— Start Dataset extract —
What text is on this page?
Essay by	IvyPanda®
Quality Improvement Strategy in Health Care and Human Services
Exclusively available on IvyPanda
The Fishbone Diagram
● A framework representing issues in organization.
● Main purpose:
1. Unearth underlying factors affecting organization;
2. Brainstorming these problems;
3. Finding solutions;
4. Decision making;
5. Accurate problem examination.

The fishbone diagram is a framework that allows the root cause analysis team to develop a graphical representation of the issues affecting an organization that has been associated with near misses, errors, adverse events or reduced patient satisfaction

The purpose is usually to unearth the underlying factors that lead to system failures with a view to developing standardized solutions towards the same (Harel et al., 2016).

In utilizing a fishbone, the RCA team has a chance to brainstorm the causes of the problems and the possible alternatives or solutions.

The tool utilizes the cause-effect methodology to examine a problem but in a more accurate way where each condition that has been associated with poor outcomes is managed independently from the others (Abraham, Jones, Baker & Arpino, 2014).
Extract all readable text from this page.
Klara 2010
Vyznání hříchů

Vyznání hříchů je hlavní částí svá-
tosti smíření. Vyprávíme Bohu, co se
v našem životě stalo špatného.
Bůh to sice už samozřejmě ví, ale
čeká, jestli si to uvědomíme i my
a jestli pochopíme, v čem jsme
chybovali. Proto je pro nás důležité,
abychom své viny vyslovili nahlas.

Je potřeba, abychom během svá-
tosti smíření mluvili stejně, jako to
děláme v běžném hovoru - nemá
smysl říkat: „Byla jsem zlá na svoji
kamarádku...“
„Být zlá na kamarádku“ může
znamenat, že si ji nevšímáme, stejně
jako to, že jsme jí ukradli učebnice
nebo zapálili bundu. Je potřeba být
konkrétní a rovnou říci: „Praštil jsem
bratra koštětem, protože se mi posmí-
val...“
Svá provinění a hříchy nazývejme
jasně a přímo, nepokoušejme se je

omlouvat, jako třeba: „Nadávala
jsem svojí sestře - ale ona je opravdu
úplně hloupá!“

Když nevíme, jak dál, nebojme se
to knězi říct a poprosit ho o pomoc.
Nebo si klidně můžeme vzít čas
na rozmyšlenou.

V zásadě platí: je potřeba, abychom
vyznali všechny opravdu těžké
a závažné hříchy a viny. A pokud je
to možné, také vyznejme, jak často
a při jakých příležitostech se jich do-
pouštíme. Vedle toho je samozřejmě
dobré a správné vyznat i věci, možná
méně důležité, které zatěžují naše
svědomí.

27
— End Dataset extract —
● Brief
Exactly as written above, please repeat the entries.

● Complete answer
What text is on this page?
Essay by	IvyPanda®
Quality Improvement Strategy in Health Care and Human Services
Exclusively available on IvyPanda
The Fishbone Diagram
● A framework representing issues in organization.
● Main purpose:
1. Unearth underlying factors affecting organization;
2. Brainstorming these problems;
3. Finding solutions;
4. Decision making;
5. Accurate problem examination.

The fishbone diagram is a framework that allows the root cause analysis team to develop a graphical representation of the issues affecting an organization that has been associated with near misses, errors, adverse events or reduced patient satisfaction

The purpose is usually to unearth the underlying factors that lead to system failures with a view to developing standardized solutions towards the same (Harel et al., 2016).

In utilizing a fishbone, the RCA team has a chance to brainstorm the causes of the problems and the possible alternatives or solutions.

The tool utilizes the cause-effect methodology to examine a problem but in a more accurate way where each condition that has been associated with poor outcomes is managed independently from the others (Abraham, Jones, Baker & Arpino, 2014).
Extract all readable text from this page.
Klara 2010
Vyznání hříchů

Vyznání hříchů je hlavní částí svá-
tosti smíření. Vyprávíme Bohu, co se
v našem životě stalo špatného.
Bůh to sice už samozřejmě ví, ale
čeká, jestli si to uvědomíme i my
a jestli pochopíme, v čem jsme
chybovali. Proto je pro nás důležité,
abychom své viny vyslovili nahlas.

Je potřeba, abychom během svá-
tosti smíření mluvili stejně, jako to
děláme v běžném hovoru - nemá
smysl říkat: „Byla jsem zlá na svoji
kamarádku...“
„Být zlá na kamarádku“ může
znamenat, že si ji nevšímáme, stejně
jako to, že jsme jí ukradli učebnice
nebo zapálili bundu. Je potřeba být
konkrétní a rovnou říci: „Praštil jsem
bratra koštětem, protože se mi posmí-
val...“
Svá provinění a hříchy nazývejme
jasně a přímo, nepokoušejme se je

omlouvat, jako třeba: „Nadávala
jsem svojí sestře - ale ona je opravdu
úplně hloupá!“

Když nevíme, jak dál, nebojme se
to knězi říct a poprosit ho o pomoc.
Nebo si klidně můžeme vzít čas
na rozmyšlenou.

V zásadě platí: je potřeba, abychom
vyznali všechny opravdu těžké
a závažné hříchy a viny. A pokud je
to možné, také vyznejme, jak často
a při jakých příležitostech se jich do-
pouštíme. Vedle toho je samozřejmě
dobré a správné vyznat i věci, možná
méně důležité, které zatěžují naše
svědomí.

27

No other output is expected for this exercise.